[Recorded data]
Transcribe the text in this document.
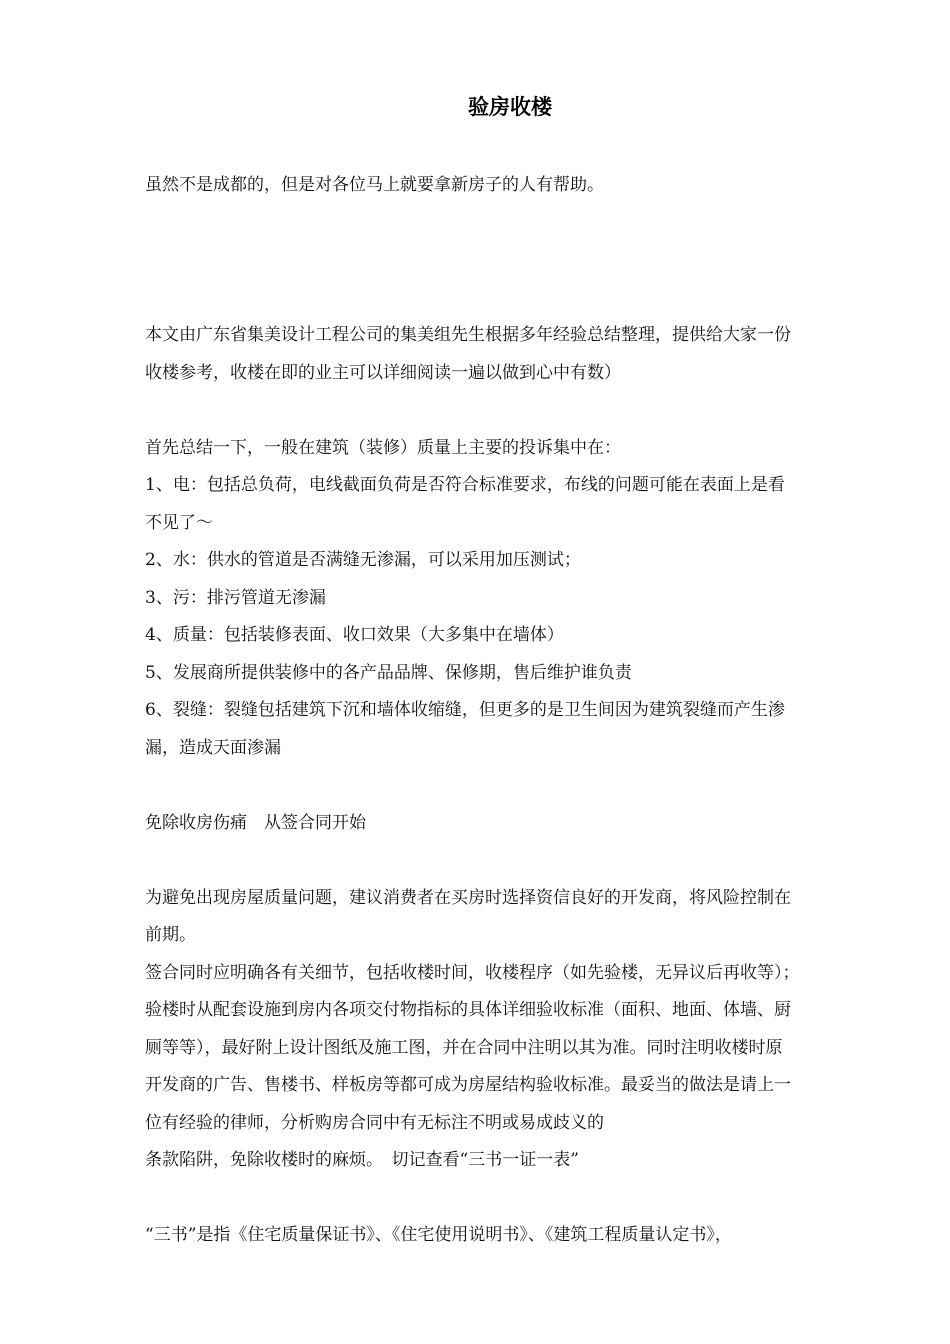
验房收楼
虽然不是成都的，但是对各位马上就要拿新房子的人有帮助。
本文由广东省集美设计工程公司的集美组先生根据多年经验总结整理，提供给大家一份
收楼参考，收楼在即的业主可以详细阅读一遍以做到心中有数）
首先总结一下，一般在建筑（装修）质量上主要的投诉集中在：
1、电：包括总负荷，电线截面负荷是否符合标准要求，布线的问题可能在表面上是看
不见了～
2、水：供水的管道是否满缝无渗漏，可以采用加压测试；
3、污：排污管道无渗漏
4、质量：包括装修表面、收口效果（大多集中在墙体）
5、发展商所提供装修中的各产品品牌、保修期，售后维护谁负责
6、裂缝：裂缝包括建筑下沉和墙体收缩缝，但更多的是卫生间因为建筑裂缝而产生渗
漏，造成天面渗漏
免除收房伤痛　从签合同开始
为避免出现房屋质量问题，建议消费者在买房时选择资信良好的开发商，将风险控制在
前期。
签合同时应明确各有关细节，包括收楼时间，收楼程序（如先验楼，无异议后再收等）；
验楼时从配套设施到房内各项交付物指标的具体详细验收标准（面积、地面、体墙、厨
厕等等），最好附上设计图纸及施工图，并在合同中注明以其为准。同时注明收楼时原
开发商的广告、售楼书、样板房等都可成为房屋结构验收标准。最妥当的做法是请上一
位有经验的律师，分析购房合同中有无标注不明或易成歧义的
条款陷阱，免除收楼时的麻烦。　切记查看“三书一证一表”
“三书”是指《住宅质量保证书》、《住宅使用说明书》、《建筑工程质量认定书》，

* [WHAT IS ASKED]:
Transcribe each line above verbatim, with the pictures left out.

* [SOLUTION TO THE PROBLEM]:
Transcribe the text in this document.
验房收楼
虽然不是成都的，但是对各位马上就要拿新房子的人有帮助。
本文由广东省集美设计工程公司的集美组先生根据多年经验总结整理，提供给大家一份
收楼参考，收楼在即的业主可以详细阅读一遍以做到心中有数）
首先总结一下，一般在建筑（装修）质量上主要的投诉集中在：
1、电：包括总负荷，电线截面负荷是否符合标准要求，布线的问题可能在表面上是看
不见了～
2、水：供水的管道是否满缝无渗漏，可以采用加压测试；
3、污：排污管道无渗漏
4、质量：包括装修表面、收口效果（大多集中在墙体）
5、发展商所提供装修中的各产品品牌、保修期，售后维护谁负责
6、裂缝：裂缝包括建筑下沉和墙体收缩缝，但更多的是卫生间因为建筑裂缝而产生渗
漏，造成天面渗漏
免除收房伤痛　从签合同开始
为避免出现房屋质量问题，建议消费者在买房时选择资信良好的开发商，将风险控制在
前期。
签合同时应明确各有关细节，包括收楼时间，收楼程序（如先验楼，无异议后再收等）；
验楼时从配套设施到房内各项交付物指标的具体详细验收标准（面积、地面、体墙、厨
厕等等），最好附上设计图纸及施工图，并在合同中注明以其为准。同时注明收楼时原
开发商的广告、售楼书、样板房等都可成为房屋结构验收标准。最妥当的做法是请上一
位有经验的律师，分析购房合同中有无标注不明或易成歧义的
条款陷阱，免除收楼时的麻烦。　切记查看“三书一证一表”
“三书”是指《住宅质量保证书》、《住宅使用说明书》、《建筑工程质量认定书》，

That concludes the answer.